>> start DATA ROWS

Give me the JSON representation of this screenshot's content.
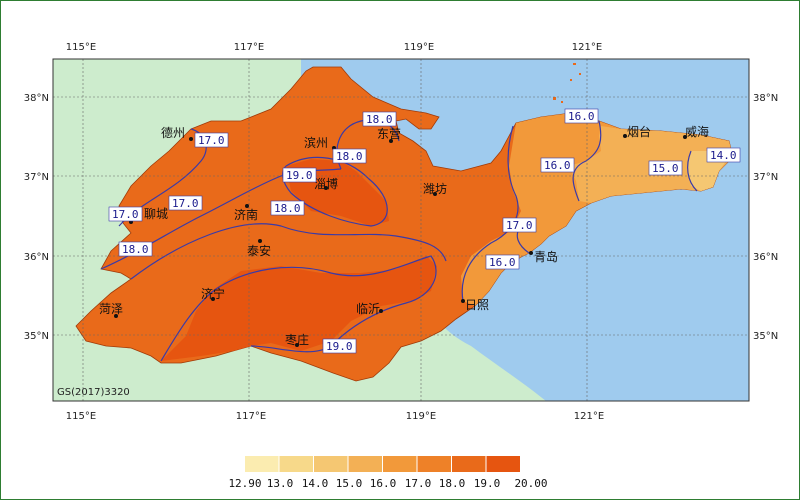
{
  "lon_ticks": [
    "115°E",
    "117°E",
    "119°E",
    "121°E"
  ],
  "lat_ticks": [
    "38°N",
    "37°N",
    "36°N",
    "35°N"
  ],
  "cities": [
    {
      "name": "德州"
    },
    {
      "name": "滨州"
    },
    {
      "name": "东营"
    },
    {
      "name": "烟台"
    },
    {
      "name": "威海"
    },
    {
      "name": "淄博"
    },
    {
      "name": "潍坊"
    },
    {
      "name": "聊城"
    },
    {
      "name": "济南"
    },
    {
      "name": "泰安"
    },
    {
      "name": "青岛"
    },
    {
      "name": "菏泽"
    },
    {
      "name": "济宁"
    },
    {
      "name": "临沂"
    },
    {
      "name": "日照"
    },
    {
      "name": "枣庄"
    }
  ],
  "isoline_labels": [
    "17.0",
    "18.0",
    "18.0",
    "19.0",
    "18.0",
    "17.0",
    "17.0",
    "18.0",
    "16.0",
    "16.0",
    "15.0",
    "14.0",
    "17.0",
    "16.0",
    "19.0"
  ],
  "map_code": "GS(2017)3320",
  "legend": {
    "labels": [
      "12.90",
      "13.0",
      "14.0",
      "15.0",
      "16.0",
      "17.0",
      "18.0",
      "19.0",
      "20.00"
    ],
    "colors": [
      "#fbecb0",
      "#f7d98a",
      "#f5c772",
      "#f3b055",
      "#f2993a",
      "#ee8128",
      "#e96a1a",
      "#e65510"
    ]
  },
  "colors": {
    "land": "#cdeccd",
    "sea": "#9fcbee",
    "iso_line": "#3a3aa8",
    "frame": "#2e7d32"
  }
}
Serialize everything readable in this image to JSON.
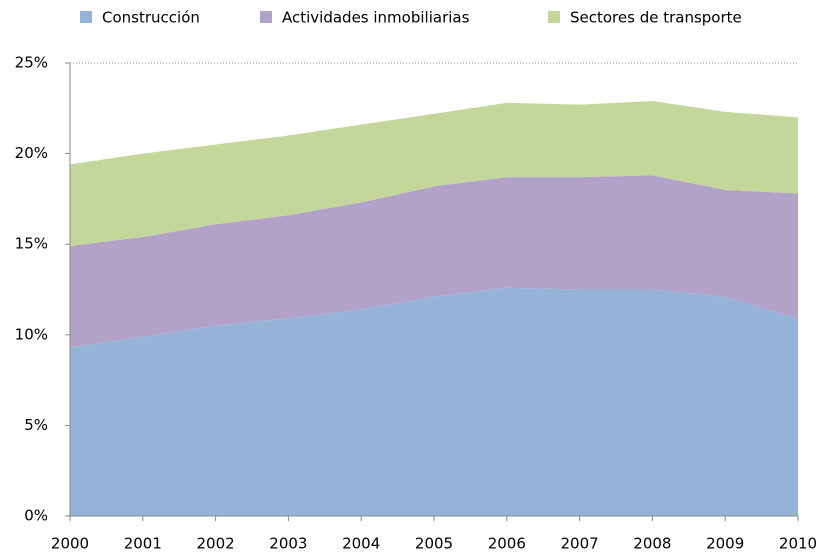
{
  "chart_data": {
    "type": "stacked_area",
    "x": [
      2000,
      2001,
      2002,
      2003,
      2004,
      2005,
      2006,
      2007,
      2008,
      2009,
      2010
    ],
    "series": [
      {
        "name": "Construcción",
        "color": "#95b3d7",
        "values": [
          9.3,
          9.9,
          10.5,
          10.9,
          11.4,
          12.1,
          12.6,
          12.5,
          12.5,
          12.1,
          10.9
        ]
      },
      {
        "name": "Actividades inmobiliarias",
        "color": "#b3a2c7",
        "values": [
          5.6,
          5.5,
          5.6,
          5.7,
          5.9,
          6.1,
          6.1,
          6.2,
          6.3,
          5.9,
          6.9
        ]
      },
      {
        "name": "Sectores de transporte",
        "color": "#c4d79b",
        "values": [
          4.5,
          4.6,
          4.4,
          4.4,
          4.3,
          4.0,
          4.1,
          4.0,
          4.1,
          4.3,
          4.2
        ]
      }
    ],
    "xlim": [
      2000,
      2010
    ],
    "xticks": [
      2000,
      2001,
      2002,
      2003,
      2004,
      2005,
      2006,
      2007,
      2008,
      2009,
      2010
    ],
    "ylim": [
      0,
      25
    ],
    "yticks": [
      {
        "value": 0,
        "label": "0%"
      },
      {
        "value": 5,
        "label": "5%"
      },
      {
        "value": 10,
        "label": "10%"
      },
      {
        "value": 15,
        "label": "15%"
      },
      {
        "value": 20,
        "label": "20%"
      },
      {
        "value": 25,
        "label": "25%"
      }
    ],
    "legend": "top"
  }
}
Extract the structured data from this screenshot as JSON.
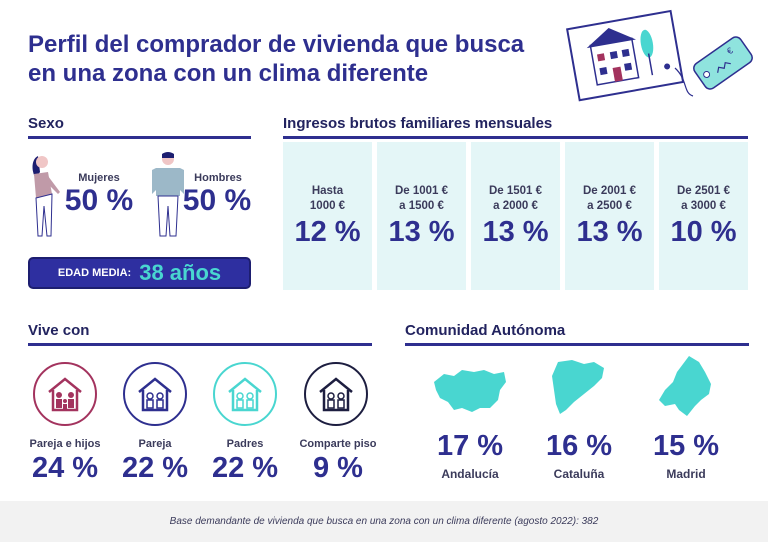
{
  "title": "Perfil del comprador de vivienda que busca\nen una zona con un clima diferente",
  "colors": {
    "navy": "#2e2f8f",
    "teal": "#49d6d0",
    "light_teal": "#e4f6f7",
    "maroon": "#a3335e"
  },
  "sexo": {
    "heading": "Sexo",
    "female": {
      "label": "Mujeres",
      "value": "50 %"
    },
    "male": {
      "label": "Hombres",
      "value": "50 %"
    },
    "edad_label": "EDAD MEDIA:",
    "edad_value": "38 años"
  },
  "ingresos": {
    "heading": "Ingresos brutos familiares mensuales",
    "columns": [
      {
        "label": "Hasta\n1000 €",
        "value": "12 %"
      },
      {
        "label": "De 1001 €\na 1500 €",
        "value": "13 %"
      },
      {
        "label": "De 1501 €\na 2000 €",
        "value": "13 %"
      },
      {
        "label": "De 2001 €\na 2500 €",
        "value": "13 %"
      },
      {
        "label": "De 2501 €\na 3000 €",
        "value": "10 %"
      }
    ]
  },
  "vive_con": {
    "heading": "Vive con",
    "items": [
      {
        "label": "Pareja e hijos",
        "value": "24 %",
        "icon": "house-family-icon"
      },
      {
        "label": "Pareja",
        "value": "22 %",
        "icon": "house-couple-icon"
      },
      {
        "label": "Padres",
        "value": "22 %",
        "icon": "house-parents-icon"
      },
      {
        "label": "Comparte piso",
        "value": "9 %",
        "icon": "house-shared-icon"
      }
    ]
  },
  "comunidad": {
    "heading": "Comunidad Autónoma",
    "items": [
      {
        "label": "Andalucía",
        "value": "17 %"
      },
      {
        "label": "Cataluña",
        "value": "16 %"
      },
      {
        "label": "Madrid",
        "value": "15 %"
      }
    ]
  },
  "footer": "Base demandante de vivienda que busca en una zona con un clima diferente (agosto 2022): 382"
}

>> end DATA ROWS

REQUIRED TASK:
Restate the whole listing above exactly, except for its images.

RESPONSE:
Give me the JSON representation of this screenshot's content.
{
  "lon_ticks": [
    "115°E",
    "117°E",
    "119°E",
    "121°E"
  ],
  "lat_ticks": [
    "38°N",
    "37°N",
    "36°N",
    "35°N"
  ],
  "cities": [
    {
      "name": "德州"
    },
    {
      "name": "滨州"
    },
    {
      "name": "东营"
    },
    {
      "name": "烟台"
    },
    {
      "name": "威海"
    },
    {
      "name": "淄博"
    },
    {
      "name": "潍坊"
    },
    {
      "name": "聊城"
    },
    {
      "name": "济南"
    },
    {
      "name": "泰安"
    },
    {
      "name": "青岛"
    },
    {
      "name": "菏泽"
    },
    {
      "name": "济宁"
    },
    {
      "name": "临沂"
    },
    {
      "name": "日照"
    },
    {
      "name": "枣庄"
    }
  ],
  "isoline_labels": [
    "17.0",
    "18.0",
    "18.0",
    "19.0",
    "18.0",
    "17.0",
    "17.0",
    "18.0",
    "16.0",
    "16.0",
    "15.0",
    "14.0",
    "17.0",
    "16.0",
    "19.0"
  ],
  "map_code": "GS(2017)3320",
  "legend": {
    "labels": [
      "12.90",
      "13.0",
      "14.0",
      "15.0",
      "16.0",
      "17.0",
      "18.0",
      "19.0",
      "20.00"
    ],
    "colors": [
      "#fbecb0",
      "#f7d98a",
      "#f5c772",
      "#f3b055",
      "#f2993a",
      "#ee8128",
      "#e96a1a",
      "#e65510"
    ]
  },
  "colors": {
    "land": "#cdeccd",
    "sea": "#9fcbee",
    "iso_line": "#3a3aa8",
    "frame": "#2e7d32"
  }
}
Serialize everything readable in this image to JSON.
{
  "chart_data": {
    "type": "stacked_area",
    "x": [
      2000,
      2001,
      2002,
      2003,
      2004,
      2005,
      2006,
      2007,
      2008,
      2009,
      2010
    ],
    "series": [
      {
        "name": "Construcción",
        "color": "#95b3d7",
        "values": [
          9.3,
          9.9,
          10.5,
          10.9,
          11.4,
          12.1,
          12.6,
          12.5,
          12.5,
          12.1,
          10.9
        ]
      },
      {
        "name": "Actividades inmobiliarias",
        "color": "#b3a2c7",
        "values": [
          5.6,
          5.5,
          5.6,
          5.7,
          5.9,
          6.1,
          6.1,
          6.2,
          6.3,
          5.9,
          6.9
        ]
      },
      {
        "name": "Sectores de transporte",
        "color": "#c4d79b",
        "values": [
          4.5,
          4.6,
          4.4,
          4.4,
          4.3,
          4.0,
          4.1,
          4.0,
          4.1,
          4.3,
          4.2
        ]
      }
    ],
    "xlim": [
      2000,
      2010
    ],
    "xticks": [
      2000,
      2001,
      2002,
      2003,
      2004,
      2005,
      2006,
      2007,
      2008,
      2009,
      2010
    ],
    "ylim": [
      0,
      25
    ],
    "yticks": [
      {
        "value": 0,
        "label": "0%"
      },
      {
        "value": 5,
        "label": "5%"
      },
      {
        "value": 10,
        "label": "10%"
      },
      {
        "value": 15,
        "label": "15%"
      },
      {
        "value": 20,
        "label": "20%"
      },
      {
        "value": 25,
        "label": "25%"
      }
    ],
    "legend": "top"
  }
}
Extract the structured data from this screenshot as JSON.
{
  "title": "Perfil del comprador de vivienda que busca\nen una zona con un clima diferente",
  "colors": {
    "navy": "#2e2f8f",
    "teal": "#49d6d0",
    "light_teal": "#e4f6f7",
    "maroon": "#a3335e"
  },
  "sexo": {
    "heading": "Sexo",
    "female": {
      "label": "Mujeres",
      "value": "50 %"
    },
    "male": {
      "label": "Hombres",
      "value": "50 %"
    },
    "edad_label": "EDAD MEDIA:",
    "edad_value": "38 años"
  },
  "ingresos": {
    "heading": "Ingresos brutos familiares mensuales",
    "columns": [
      {
        "label": "Hasta\n1000 €",
        "value": "12 %"
      },
      {
        "label": "De 1001 €\na 1500 €",
        "value": "13 %"
      },
      {
        "label": "De 1501 €\na 2000 €",
        "value": "13 %"
      },
      {
        "label": "De 2001 €\na 2500 €",
        "value": "13 %"
      },
      {
        "label": "De 2501 €\na 3000 €",
        "value": "10 %"
      }
    ]
  },
  "vive_con": {
    "heading": "Vive con",
    "items": [
      {
        "label": "Pareja e hijos",
        "value": "24 %",
        "icon": "house-family-icon"
      },
      {
        "label": "Pareja",
        "value": "22 %",
        "icon": "house-couple-icon"
      },
      {
        "label": "Padres",
        "value": "22 %",
        "icon": "house-parents-icon"
      },
      {
        "label": "Comparte piso",
        "value": "9 %",
        "icon": "house-shared-icon"
      }
    ]
  },
  "comunidad": {
    "heading": "Comunidad Autónoma",
    "items": [
      {
        "label": "Andalucía",
        "value": "17 %"
      },
      {
        "label": "Cataluña",
        "value": "16 %"
      },
      {
        "label": "Madrid",
        "value": "15 %"
      }
    ]
  },
  "footer": "Base demandante de vivienda que busca en una zona con un clima diferente (agosto 2022): 382"
}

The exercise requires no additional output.